Objective:
In the listing that follows, count every line with the word "Pretul" in it and write only the total.

##########

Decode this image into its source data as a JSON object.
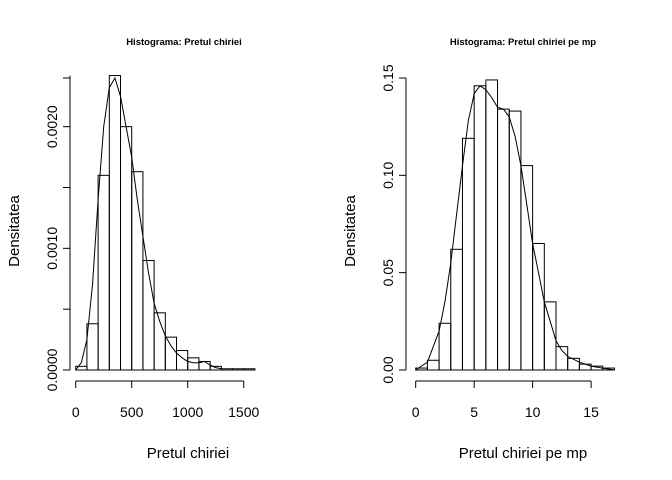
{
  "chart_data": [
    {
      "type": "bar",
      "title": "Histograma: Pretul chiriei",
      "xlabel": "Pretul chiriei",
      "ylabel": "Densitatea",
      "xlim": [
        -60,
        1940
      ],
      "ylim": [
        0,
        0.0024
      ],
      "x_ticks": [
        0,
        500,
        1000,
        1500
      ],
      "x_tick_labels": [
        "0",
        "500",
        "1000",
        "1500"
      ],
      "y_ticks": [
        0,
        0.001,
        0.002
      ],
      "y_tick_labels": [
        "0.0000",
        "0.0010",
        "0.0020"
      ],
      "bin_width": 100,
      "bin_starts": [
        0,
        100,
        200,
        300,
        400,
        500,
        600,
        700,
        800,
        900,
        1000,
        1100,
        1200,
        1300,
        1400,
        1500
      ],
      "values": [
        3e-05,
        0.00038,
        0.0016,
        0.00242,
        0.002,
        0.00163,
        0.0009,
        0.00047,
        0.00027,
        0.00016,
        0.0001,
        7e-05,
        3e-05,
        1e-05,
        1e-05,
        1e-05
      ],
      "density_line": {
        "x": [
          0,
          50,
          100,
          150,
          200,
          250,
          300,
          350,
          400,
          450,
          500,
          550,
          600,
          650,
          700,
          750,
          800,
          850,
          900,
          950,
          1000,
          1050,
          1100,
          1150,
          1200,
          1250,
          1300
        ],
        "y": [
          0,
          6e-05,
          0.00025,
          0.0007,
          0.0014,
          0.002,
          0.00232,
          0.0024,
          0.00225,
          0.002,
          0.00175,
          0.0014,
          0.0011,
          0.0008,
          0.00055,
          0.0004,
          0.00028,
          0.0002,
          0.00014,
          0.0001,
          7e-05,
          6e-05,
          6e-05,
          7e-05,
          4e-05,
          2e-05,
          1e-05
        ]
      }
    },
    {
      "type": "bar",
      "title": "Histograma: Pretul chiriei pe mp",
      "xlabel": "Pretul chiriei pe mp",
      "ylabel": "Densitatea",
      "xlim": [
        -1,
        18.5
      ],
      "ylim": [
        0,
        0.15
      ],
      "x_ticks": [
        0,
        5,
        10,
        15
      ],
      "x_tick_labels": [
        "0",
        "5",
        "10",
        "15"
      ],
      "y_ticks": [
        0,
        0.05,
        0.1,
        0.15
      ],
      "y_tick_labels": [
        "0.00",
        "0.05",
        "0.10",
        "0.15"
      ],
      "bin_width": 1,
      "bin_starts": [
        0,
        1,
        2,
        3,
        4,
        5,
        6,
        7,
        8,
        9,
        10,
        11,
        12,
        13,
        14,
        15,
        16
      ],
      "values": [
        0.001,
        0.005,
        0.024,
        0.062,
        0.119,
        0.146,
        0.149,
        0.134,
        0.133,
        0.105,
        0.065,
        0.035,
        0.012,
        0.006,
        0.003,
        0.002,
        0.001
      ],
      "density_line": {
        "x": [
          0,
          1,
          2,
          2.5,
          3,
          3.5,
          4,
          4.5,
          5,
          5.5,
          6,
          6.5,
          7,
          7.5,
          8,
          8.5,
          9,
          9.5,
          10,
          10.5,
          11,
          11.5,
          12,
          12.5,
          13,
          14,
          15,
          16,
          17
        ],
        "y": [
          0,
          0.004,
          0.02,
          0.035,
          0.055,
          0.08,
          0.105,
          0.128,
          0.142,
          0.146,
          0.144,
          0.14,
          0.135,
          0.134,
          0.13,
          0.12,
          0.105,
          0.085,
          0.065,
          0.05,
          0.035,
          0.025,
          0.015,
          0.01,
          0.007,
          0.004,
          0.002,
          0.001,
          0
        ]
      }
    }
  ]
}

##########

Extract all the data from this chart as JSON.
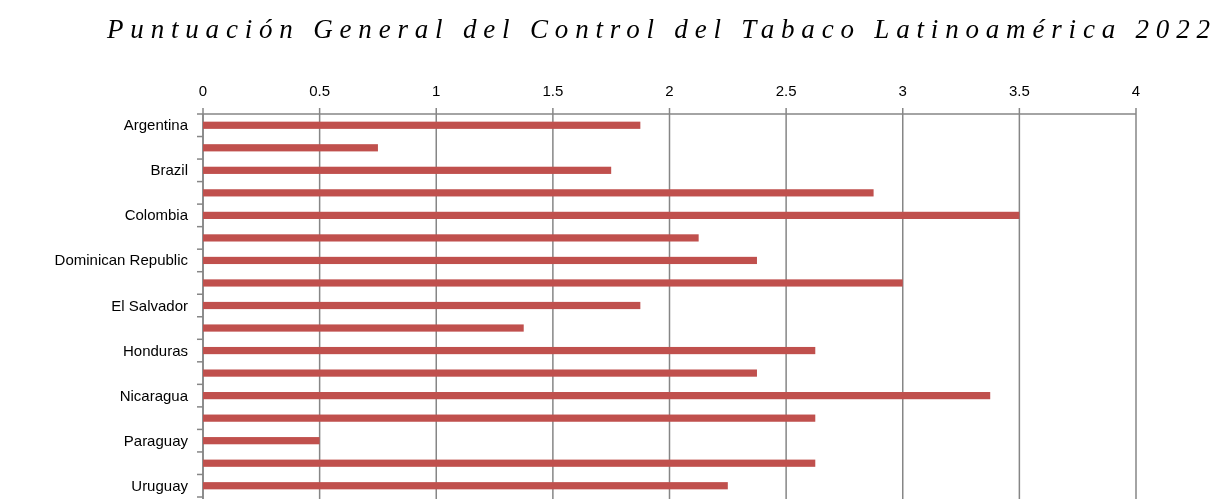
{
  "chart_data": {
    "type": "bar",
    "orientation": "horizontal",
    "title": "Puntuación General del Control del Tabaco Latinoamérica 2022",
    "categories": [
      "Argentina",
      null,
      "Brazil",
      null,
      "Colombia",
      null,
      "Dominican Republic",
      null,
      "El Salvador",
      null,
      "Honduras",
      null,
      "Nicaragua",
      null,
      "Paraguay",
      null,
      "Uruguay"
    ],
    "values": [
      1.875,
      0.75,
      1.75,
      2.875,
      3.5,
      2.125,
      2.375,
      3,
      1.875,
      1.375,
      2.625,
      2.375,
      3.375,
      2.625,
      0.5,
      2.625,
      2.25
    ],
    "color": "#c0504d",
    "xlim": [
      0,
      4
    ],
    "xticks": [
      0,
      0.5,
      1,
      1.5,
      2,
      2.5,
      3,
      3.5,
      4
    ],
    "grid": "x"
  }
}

##########

Output:
4